● **SOURCE DATA**:
=====
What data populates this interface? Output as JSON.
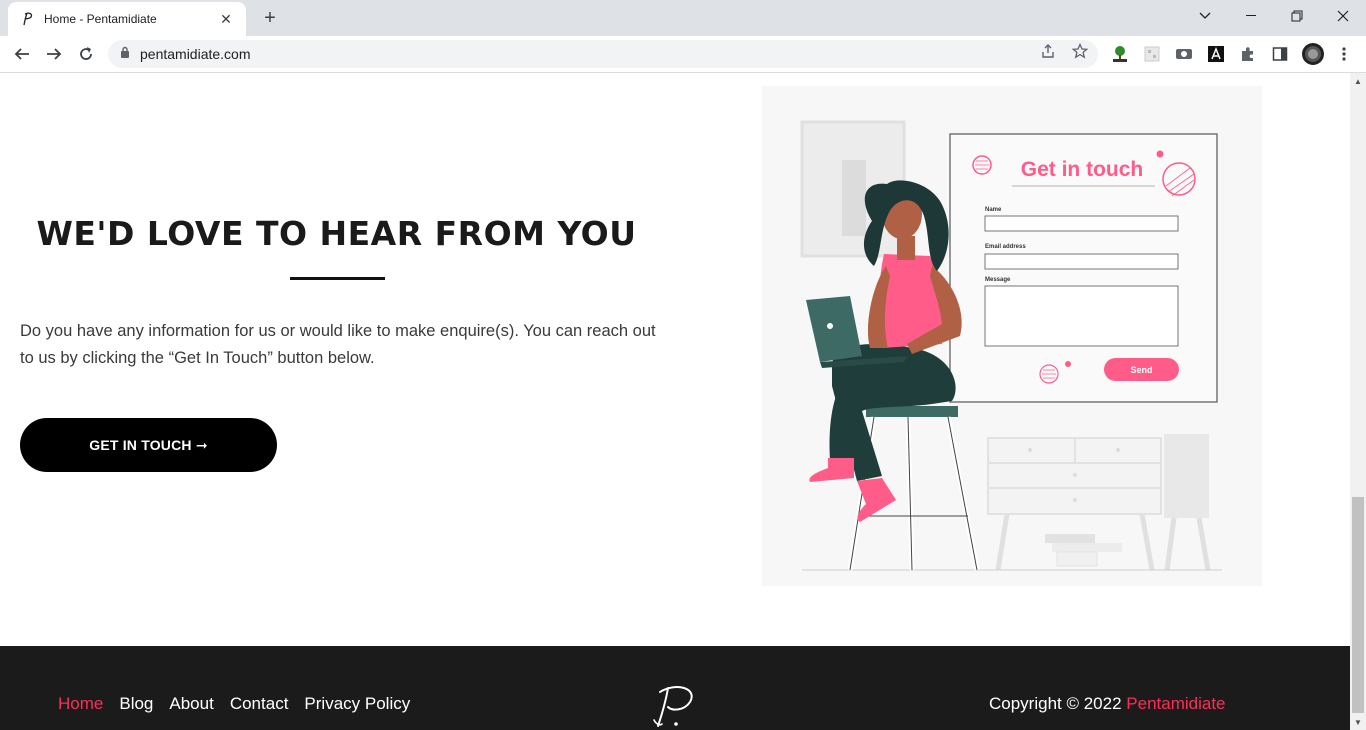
{
  "browser": {
    "tab_title": "Home - Pentamidiate",
    "url": "pentamidiate.com",
    "close_symbol": "✕",
    "new_tab_symbol": "+"
  },
  "page": {
    "hero": {
      "title": "WE'D LOVE TO HEAR FROM YOU",
      "text": "Do you have any information for us or would like to make enquire(s). You can reach out to us by clicking the “Get In Touch” button below.",
      "button_label": "GET IN TOUCH ➞"
    },
    "illustration": {
      "heading": "Get in touch",
      "field_name": "Name",
      "field_email": "Email address",
      "field_message": "Message",
      "send_label": "Send"
    },
    "footer": {
      "nav": [
        "Home",
        "Blog",
        "About",
        "Contact",
        "Privacy Policy"
      ],
      "copyright_prefix": "Copyright © 2022 ",
      "brand": "Pentamidiate"
    }
  },
  "colors": {
    "accent": "#ff2d55",
    "illustration_pink": "#ff5c8a",
    "footer_bg": "#1b1b1b"
  }
}
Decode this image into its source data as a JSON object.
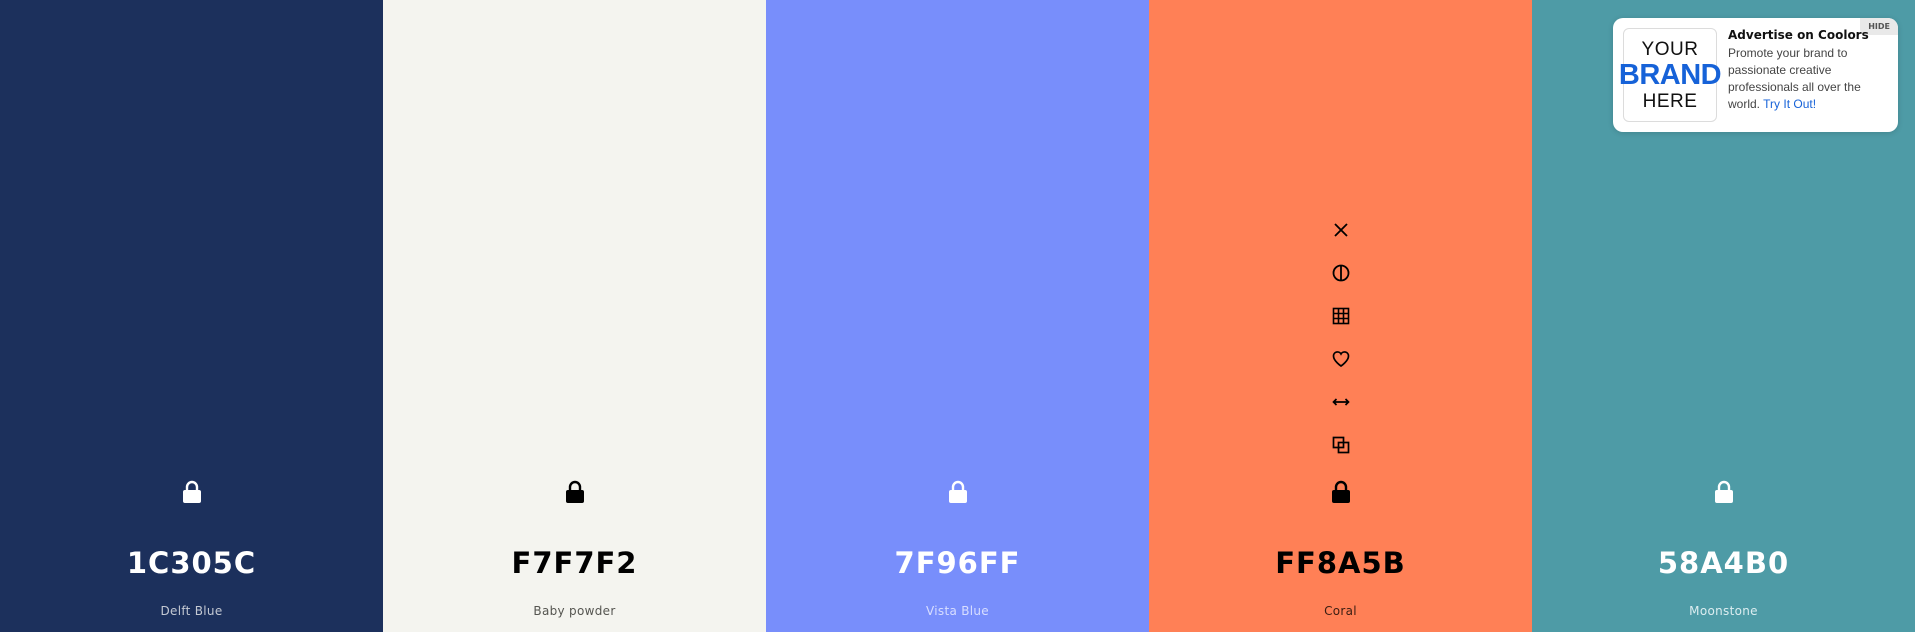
{
  "colors": [
    {
      "hex": "1C305C",
      "name": "Delft Blue",
      "bg": "#1C305C",
      "text_color": "#FFFFFF",
      "name_color": "#C4C9D3",
      "icon_color": "#FFFFFF"
    },
    {
      "hex": "F7F7F2",
      "name": "Baby powder",
      "bg": "#F4F4EF",
      "text_color": "#000000",
      "name_color": "#555550",
      "icon_color": "#000000"
    },
    {
      "hex": "7F96FF",
      "name": "Vista Blue",
      "bg": "#788EFB",
      "text_color": "#FFFFFF",
      "name_color": "#D8DEFF",
      "icon_color": "#FFFFFF"
    },
    {
      "hex": "FF8A5B",
      "name": "Coral",
      "bg": "#FF8056",
      "text_color": "#000000",
      "name_color": "#3A1D12",
      "icon_color": "#000000"
    },
    {
      "hex": "58A4B0",
      "name": "Moonstone",
      "bg": "#4E9BA6",
      "text_color": "#FFFFFF",
      "name_color": "#DCEDF0",
      "icon_color": "#FFFFFF"
    }
  ],
  "hovered_swatch_tools": [
    "remove-icon",
    "shades-icon",
    "grid-icon",
    "favorite-heart-icon",
    "drag-arrows-icon",
    "copy-icon"
  ],
  "ad": {
    "hide_label": "HIDE",
    "logo_line1": "YOUR",
    "logo_line2": "BRAND",
    "logo_line3": "HERE",
    "title": "Advertise on Coolors",
    "body": "Promote your brand to passionate creative professionals all over the world.",
    "link_text": "Try It Out!"
  }
}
=====
Reproduce exactly, and only, the lines from the one containing "Decode this image" through the last line of the records above, both included, leaving out any pictures.

Decode this image into its source data as a JSON object.
{
  "colors": [
    {
      "hex": "1C305C",
      "name": "Delft Blue",
      "bg": "#1C305C",
      "text_color": "#FFFFFF",
      "name_color": "#C4C9D3",
      "icon_color": "#FFFFFF"
    },
    {
      "hex": "F7F7F2",
      "name": "Baby powder",
      "bg": "#F4F4EF",
      "text_color": "#000000",
      "name_color": "#555550",
      "icon_color": "#000000"
    },
    {
      "hex": "7F96FF",
      "name": "Vista Blue",
      "bg": "#788EFB",
      "text_color": "#FFFFFF",
      "name_color": "#D8DEFF",
      "icon_color": "#FFFFFF"
    },
    {
      "hex": "FF8A5B",
      "name": "Coral",
      "bg": "#FF8056",
      "text_color": "#000000",
      "name_color": "#3A1D12",
      "icon_color": "#000000"
    },
    {
      "hex": "58A4B0",
      "name": "Moonstone",
      "bg": "#4E9BA6",
      "text_color": "#FFFFFF",
      "name_color": "#DCEDF0",
      "icon_color": "#FFFFFF"
    }
  ],
  "hovered_swatch_tools": [
    "remove-icon",
    "shades-icon",
    "grid-icon",
    "favorite-heart-icon",
    "drag-arrows-icon",
    "copy-icon"
  ],
  "ad": {
    "hide_label": "HIDE",
    "logo_line1": "YOUR",
    "logo_line2": "BRAND",
    "logo_line3": "HERE",
    "title": "Advertise on Coolors",
    "body": "Promote your brand to passionate creative professionals all over the world.",
    "link_text": "Try It Out!"
  }
}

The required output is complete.